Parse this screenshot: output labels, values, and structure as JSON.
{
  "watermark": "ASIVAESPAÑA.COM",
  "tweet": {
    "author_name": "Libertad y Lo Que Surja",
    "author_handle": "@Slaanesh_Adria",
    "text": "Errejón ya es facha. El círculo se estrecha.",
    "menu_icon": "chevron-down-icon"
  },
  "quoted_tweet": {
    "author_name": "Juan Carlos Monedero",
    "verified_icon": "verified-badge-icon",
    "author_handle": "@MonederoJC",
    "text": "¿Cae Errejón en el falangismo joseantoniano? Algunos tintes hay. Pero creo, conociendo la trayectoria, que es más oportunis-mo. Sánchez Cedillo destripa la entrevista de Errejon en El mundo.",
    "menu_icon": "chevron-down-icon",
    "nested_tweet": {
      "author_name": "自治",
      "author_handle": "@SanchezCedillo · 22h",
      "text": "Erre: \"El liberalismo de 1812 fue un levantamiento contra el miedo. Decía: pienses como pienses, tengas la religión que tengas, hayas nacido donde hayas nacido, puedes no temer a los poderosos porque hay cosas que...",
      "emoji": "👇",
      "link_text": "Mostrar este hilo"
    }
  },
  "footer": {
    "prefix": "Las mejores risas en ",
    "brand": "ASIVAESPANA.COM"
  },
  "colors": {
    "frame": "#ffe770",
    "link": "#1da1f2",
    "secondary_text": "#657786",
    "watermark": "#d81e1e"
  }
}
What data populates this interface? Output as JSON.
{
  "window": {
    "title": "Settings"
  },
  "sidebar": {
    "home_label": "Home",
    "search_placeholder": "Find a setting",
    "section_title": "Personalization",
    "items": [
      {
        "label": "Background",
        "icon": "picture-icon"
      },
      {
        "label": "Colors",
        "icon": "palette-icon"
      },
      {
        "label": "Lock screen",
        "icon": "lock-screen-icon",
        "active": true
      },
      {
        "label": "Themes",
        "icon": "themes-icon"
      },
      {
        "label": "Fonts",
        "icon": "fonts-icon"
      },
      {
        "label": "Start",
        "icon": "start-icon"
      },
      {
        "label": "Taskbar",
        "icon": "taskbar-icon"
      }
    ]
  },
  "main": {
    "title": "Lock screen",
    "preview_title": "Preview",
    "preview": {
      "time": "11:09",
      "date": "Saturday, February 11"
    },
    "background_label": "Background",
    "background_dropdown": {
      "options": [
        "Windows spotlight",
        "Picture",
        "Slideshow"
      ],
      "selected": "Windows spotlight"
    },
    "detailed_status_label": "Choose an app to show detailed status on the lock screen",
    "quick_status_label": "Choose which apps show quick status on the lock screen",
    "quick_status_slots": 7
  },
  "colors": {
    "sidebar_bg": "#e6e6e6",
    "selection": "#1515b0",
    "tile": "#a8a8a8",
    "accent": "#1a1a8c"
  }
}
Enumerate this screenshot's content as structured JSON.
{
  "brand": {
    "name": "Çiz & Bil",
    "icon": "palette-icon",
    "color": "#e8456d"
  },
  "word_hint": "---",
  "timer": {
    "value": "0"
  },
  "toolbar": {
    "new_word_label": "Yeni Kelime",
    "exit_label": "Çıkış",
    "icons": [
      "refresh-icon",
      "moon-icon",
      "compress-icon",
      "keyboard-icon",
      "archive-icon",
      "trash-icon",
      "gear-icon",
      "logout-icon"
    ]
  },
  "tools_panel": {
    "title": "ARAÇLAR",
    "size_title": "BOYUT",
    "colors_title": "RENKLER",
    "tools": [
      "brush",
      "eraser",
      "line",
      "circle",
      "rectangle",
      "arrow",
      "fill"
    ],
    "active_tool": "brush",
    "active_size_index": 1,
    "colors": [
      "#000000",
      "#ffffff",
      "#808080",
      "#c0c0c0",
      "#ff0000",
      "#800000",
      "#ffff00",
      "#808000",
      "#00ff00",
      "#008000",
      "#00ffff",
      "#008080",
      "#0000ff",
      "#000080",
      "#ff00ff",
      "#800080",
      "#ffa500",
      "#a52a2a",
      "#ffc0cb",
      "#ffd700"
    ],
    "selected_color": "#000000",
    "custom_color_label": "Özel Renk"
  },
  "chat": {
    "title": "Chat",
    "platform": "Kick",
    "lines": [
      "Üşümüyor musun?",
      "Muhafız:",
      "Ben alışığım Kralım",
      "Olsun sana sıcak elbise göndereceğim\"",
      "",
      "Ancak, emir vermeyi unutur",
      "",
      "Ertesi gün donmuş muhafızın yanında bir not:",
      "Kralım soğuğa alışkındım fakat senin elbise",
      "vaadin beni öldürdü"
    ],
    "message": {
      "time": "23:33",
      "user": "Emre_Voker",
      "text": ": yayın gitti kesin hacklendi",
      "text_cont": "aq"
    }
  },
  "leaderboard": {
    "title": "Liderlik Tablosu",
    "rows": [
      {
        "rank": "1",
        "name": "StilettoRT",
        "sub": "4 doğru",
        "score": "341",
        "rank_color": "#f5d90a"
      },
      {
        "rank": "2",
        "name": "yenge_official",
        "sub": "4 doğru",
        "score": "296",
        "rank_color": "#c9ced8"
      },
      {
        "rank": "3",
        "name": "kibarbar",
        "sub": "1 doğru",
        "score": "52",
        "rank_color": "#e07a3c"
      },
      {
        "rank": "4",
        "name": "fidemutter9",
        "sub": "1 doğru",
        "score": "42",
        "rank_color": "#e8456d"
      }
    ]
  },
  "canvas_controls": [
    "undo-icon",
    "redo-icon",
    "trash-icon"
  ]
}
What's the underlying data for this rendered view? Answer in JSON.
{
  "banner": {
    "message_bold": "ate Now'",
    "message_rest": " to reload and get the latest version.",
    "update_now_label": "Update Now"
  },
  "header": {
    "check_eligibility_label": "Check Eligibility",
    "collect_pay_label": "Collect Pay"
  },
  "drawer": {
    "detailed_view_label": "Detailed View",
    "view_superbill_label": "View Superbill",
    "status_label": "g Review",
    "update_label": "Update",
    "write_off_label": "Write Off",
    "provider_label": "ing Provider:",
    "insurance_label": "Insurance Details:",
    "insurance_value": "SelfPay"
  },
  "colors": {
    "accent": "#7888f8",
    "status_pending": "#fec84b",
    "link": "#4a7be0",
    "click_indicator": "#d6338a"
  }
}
■ ■ ■ ■ ■
Reproduce each entry word for word.

Parse this screenshot: output labels, values, and structure as JSON.
{
  "watermark": "ASIVAESPAÑA.COM",
  "tweet": {
    "author_name": "Libertad y Lo Que Surja",
    "author_handle": "@Slaanesh_Adria",
    "text": "Errejón ya es facha. El círculo se estrecha.",
    "menu_icon": "chevron-down-icon"
  },
  "quoted_tweet": {
    "author_name": "Juan Carlos Monedero",
    "verified_icon": "verified-badge-icon",
    "author_handle": "@MonederoJC",
    "text": "¿Cae Errejón en el falangismo joseantoniano? Algunos tintes hay. Pero creo, conociendo la trayectoria, que es más oportunis-mo. Sánchez Cedillo destripa la entrevista de Errejon en El mundo.",
    "menu_icon": "chevron-down-icon",
    "nested_tweet": {
      "author_name": "自治",
      "author_handle": "@SanchezCedillo · 22h",
      "text": "Erre: \"El liberalismo de 1812 fue un levantamiento contra el miedo. Decía: pienses como pienses, tengas la religión que tengas, hayas nacido donde hayas nacido, puedes no temer a los poderosos porque hay cosas que...",
      "emoji": "👇",
      "link_text": "Mostrar este hilo"
    }
  },
  "footer": {
    "prefix": "Las mejores risas en ",
    "brand": "ASIVAESPANA.COM"
  },
  "colors": {
    "frame": "#ffe770",
    "link": "#1da1f2",
    "secondary_text": "#657786",
    "watermark": "#d81e1e"
  }
}
What data populates this interface? Output as JSON.
{
  "window": {
    "title": "Settings"
  },
  "sidebar": {
    "home_label": "Home",
    "search_placeholder": "Find a setting",
    "section_title": "Personalization",
    "items": [
      {
        "label": "Background",
        "icon": "picture-icon"
      },
      {
        "label": "Colors",
        "icon": "palette-icon"
      },
      {
        "label": "Lock screen",
        "icon": "lock-screen-icon",
        "active": true
      },
      {
        "label": "Themes",
        "icon": "themes-icon"
      },
      {
        "label": "Fonts",
        "icon": "fonts-icon"
      },
      {
        "label": "Start",
        "icon": "start-icon"
      },
      {
        "label": "Taskbar",
        "icon": "taskbar-icon"
      }
    ]
  },
  "main": {
    "title": "Lock screen",
    "preview_title": "Preview",
    "preview": {
      "time": "11:09",
      "date": "Saturday, February 11"
    },
    "background_label": "Background",
    "background_dropdown": {
      "options": [
        "Windows spotlight",
        "Picture",
        "Slideshow"
      ],
      "selected": "Windows spotlight"
    },
    "detailed_status_label": "Choose an app to show detailed status on the lock screen",
    "quick_status_label": "Choose which apps show quick status on the lock screen",
    "quick_status_slots": 7
  },
  "colors": {
    "sidebar_bg": "#e6e6e6",
    "selection": "#1515b0",
    "tile": "#a8a8a8",
    "accent": "#1a1a8c"
  }
}
Enumerate this screenshot's content as structured JSON.
{
  "brand": {
    "name": "Çiz & Bil",
    "icon": "palette-icon",
    "color": "#e8456d"
  },
  "word_hint": "---",
  "timer": {
    "value": "0"
  },
  "toolbar": {
    "new_word_label": "Yeni Kelime",
    "exit_label": "Çıkış",
    "icons": [
      "refresh-icon",
      "moon-icon",
      "compress-icon",
      "keyboard-icon",
      "archive-icon",
      "trash-icon",
      "gear-icon",
      "logout-icon"
    ]
  },
  "tools_panel": {
    "title": "ARAÇLAR",
    "size_title": "BOYUT",
    "colors_title": "RENKLER",
    "tools": [
      "brush",
      "eraser",
      "line",
      "circle",
      "rectangle",
      "arrow",
      "fill"
    ],
    "active_tool": "brush",
    "active_size_index": 1,
    "colors": [
      "#000000",
      "#ffffff",
      "#808080",
      "#c0c0c0",
      "#ff0000",
      "#800000",
      "#ffff00",
      "#808000",
      "#00ff00",
      "#008000",
      "#00ffff",
      "#008080",
      "#0000ff",
      "#000080",
      "#ff00ff",
      "#800080",
      "#ffa500",
      "#a52a2a",
      "#ffc0cb",
      "#ffd700"
    ],
    "selected_color": "#000000",
    "custom_color_label": "Özel Renk"
  },
  "chat": {
    "title": "Chat",
    "platform": "Kick",
    "lines": [
      "Üşümüyor musun?",
      "Muhafız:",
      "Ben alışığım Kralım",
      "Olsun sana sıcak elbise göndereceğim\"",
      "",
      "Ancak, emir vermeyi unutur",
      "",
      "Ertesi gün donmuş muhafızın yanında bir not:",
      "Kralım soğuğa alışkındım fakat senin elbise",
      "vaadin beni öldürdü"
    ],
    "message": {
      "time": "23:33",
      "user": "Emre_Voker",
      "text": ": yayın gitti kesin hacklendi",
      "text_cont": "aq"
    }
  },
  "leaderboard": {
    "title": "Liderlik Tablosu",
    "rows": [
      {
        "rank": "1",
        "name": "StilettoRT",
        "sub": "4 doğru",
        "score": "341",
        "rank_color": "#f5d90a"
      },
      {
        "rank": "2",
        "name": "yenge_official",
        "sub": "4 doğru",
        "score": "296",
        "rank_color": "#c9ced8"
      },
      {
        "rank": "3",
        "name": "kibarbar",
        "sub": "1 doğru",
        "score": "52",
        "rank_color": "#e07a3c"
      },
      {
        "rank": "4",
        "name": "fidemutter9",
        "sub": "1 doğru",
        "score": "42",
        "rank_color": "#e8456d"
      }
    ]
  },
  "canvas_controls": [
    "undo-icon",
    "redo-icon",
    "trash-icon"
  ]
}
What's the underlying data for this rendered view? Answer in JSON.
{
  "banner": {
    "message_bold": "ate Now'",
    "message_rest": " to reload and get the latest version.",
    "update_now_label": "Update Now"
  },
  "header": {
    "check_eligibility_label": "Check Eligibility",
    "collect_pay_label": "Collect Pay"
  },
  "drawer": {
    "detailed_view_label": "Detailed View",
    "view_superbill_label": "View Superbill",
    "status_label": "g Review",
    "update_label": "Update",
    "write_off_label": "Write Off",
    "provider_label": "ing Provider:",
    "insurance_label": "Insurance Details:",
    "insurance_value": "SelfPay"
  },
  "colors": {
    "accent": "#7888f8",
    "status_pending": "#fec84b",
    "link": "#4a7be0",
    "click_indicator": "#d6338a"
  }
}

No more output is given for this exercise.